> [Saved entries]
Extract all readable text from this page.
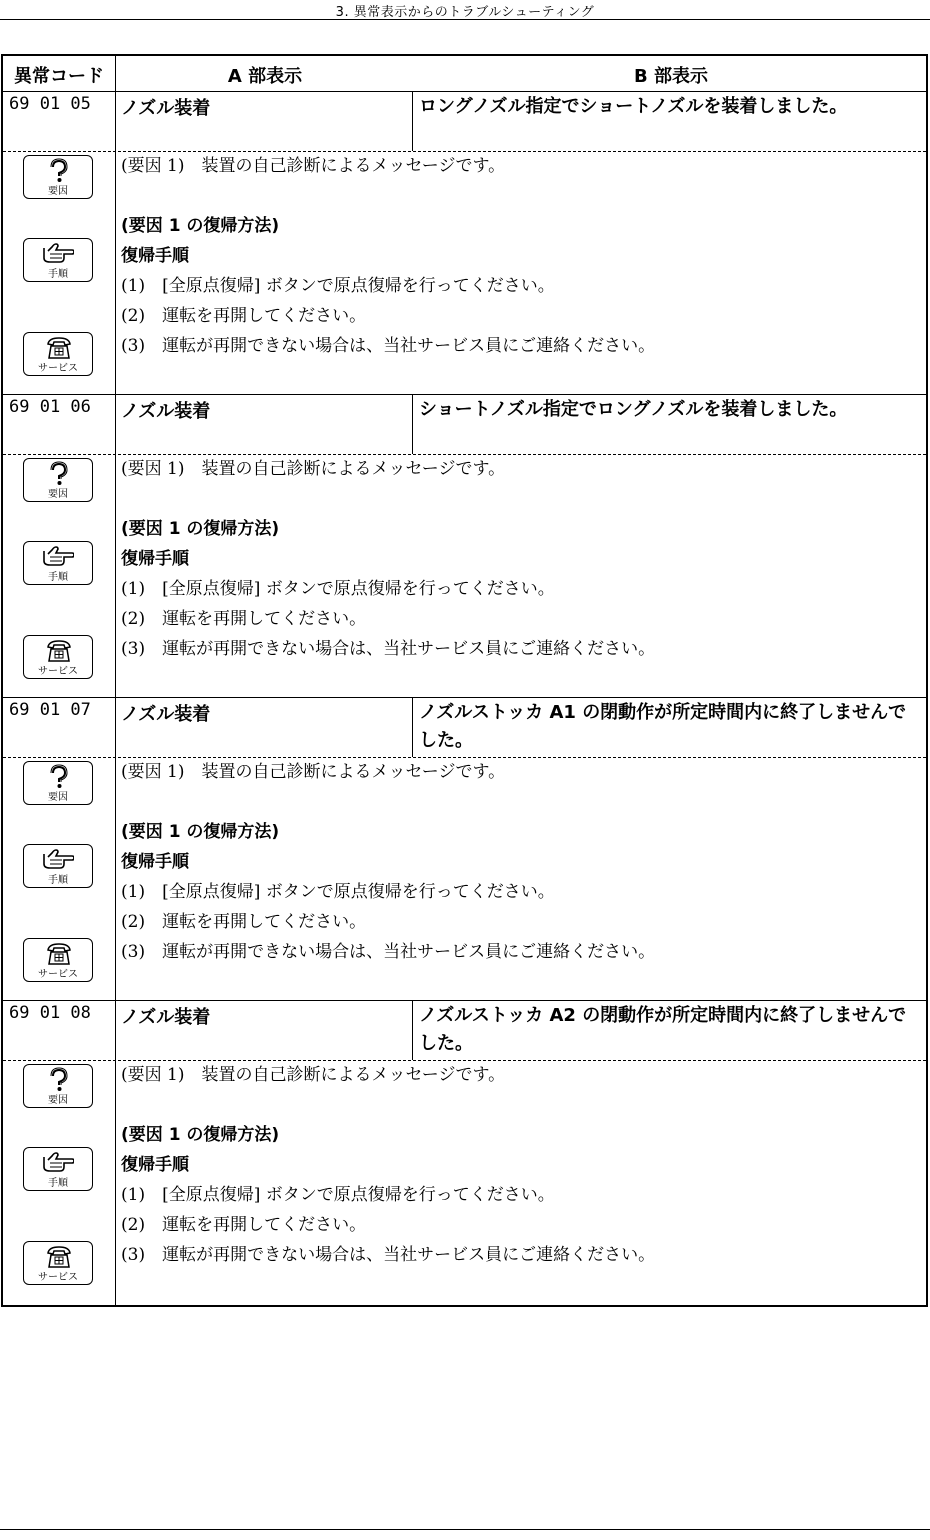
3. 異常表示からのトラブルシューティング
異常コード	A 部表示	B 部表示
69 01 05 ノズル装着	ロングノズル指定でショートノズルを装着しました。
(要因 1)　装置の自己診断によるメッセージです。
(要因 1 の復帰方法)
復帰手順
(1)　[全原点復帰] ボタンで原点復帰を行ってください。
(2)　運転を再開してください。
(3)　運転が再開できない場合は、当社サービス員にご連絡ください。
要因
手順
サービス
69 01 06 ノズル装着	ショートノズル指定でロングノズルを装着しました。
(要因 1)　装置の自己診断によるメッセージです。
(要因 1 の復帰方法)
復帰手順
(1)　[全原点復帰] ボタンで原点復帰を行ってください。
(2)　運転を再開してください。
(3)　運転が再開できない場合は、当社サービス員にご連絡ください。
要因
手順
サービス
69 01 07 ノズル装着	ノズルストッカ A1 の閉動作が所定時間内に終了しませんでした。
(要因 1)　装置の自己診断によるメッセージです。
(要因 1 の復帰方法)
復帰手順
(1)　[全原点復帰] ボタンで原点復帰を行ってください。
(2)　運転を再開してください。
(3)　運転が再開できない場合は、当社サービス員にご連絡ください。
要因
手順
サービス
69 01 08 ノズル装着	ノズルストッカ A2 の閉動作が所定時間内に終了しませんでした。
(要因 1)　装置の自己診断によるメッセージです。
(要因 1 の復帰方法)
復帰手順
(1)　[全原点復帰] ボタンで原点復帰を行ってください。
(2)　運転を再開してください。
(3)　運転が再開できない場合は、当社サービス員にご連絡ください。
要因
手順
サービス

---

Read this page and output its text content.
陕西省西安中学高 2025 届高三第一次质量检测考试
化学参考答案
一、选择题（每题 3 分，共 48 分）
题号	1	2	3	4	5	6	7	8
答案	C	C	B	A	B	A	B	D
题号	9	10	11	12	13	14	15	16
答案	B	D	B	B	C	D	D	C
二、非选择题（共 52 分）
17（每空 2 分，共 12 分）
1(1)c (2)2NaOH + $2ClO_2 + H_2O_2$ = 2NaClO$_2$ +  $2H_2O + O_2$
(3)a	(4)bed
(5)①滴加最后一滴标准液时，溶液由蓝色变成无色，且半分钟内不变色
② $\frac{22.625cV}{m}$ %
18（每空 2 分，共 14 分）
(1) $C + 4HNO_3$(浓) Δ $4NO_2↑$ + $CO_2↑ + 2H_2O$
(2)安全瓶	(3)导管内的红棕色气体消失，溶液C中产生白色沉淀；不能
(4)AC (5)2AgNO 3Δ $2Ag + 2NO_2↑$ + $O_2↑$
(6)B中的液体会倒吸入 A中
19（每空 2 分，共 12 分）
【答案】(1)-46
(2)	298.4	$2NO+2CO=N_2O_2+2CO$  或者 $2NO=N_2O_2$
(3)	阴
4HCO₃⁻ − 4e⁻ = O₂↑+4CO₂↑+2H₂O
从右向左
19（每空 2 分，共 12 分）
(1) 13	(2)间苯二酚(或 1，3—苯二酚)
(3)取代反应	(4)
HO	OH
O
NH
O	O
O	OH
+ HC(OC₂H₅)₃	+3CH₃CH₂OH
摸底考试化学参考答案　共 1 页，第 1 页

> [Exercise prompt]
Check each line of the records for the word "ノズルストッカ", and show the lines that contain it.

> [Result]
69 01 07 ノズル装着	ノズルストッカ A1 の閉動作が所定時間内に終了しませんでした。
69 01 08 ノズル装着	ノズルストッカ A2 の閉動作が所定時間内に終了しませんでした。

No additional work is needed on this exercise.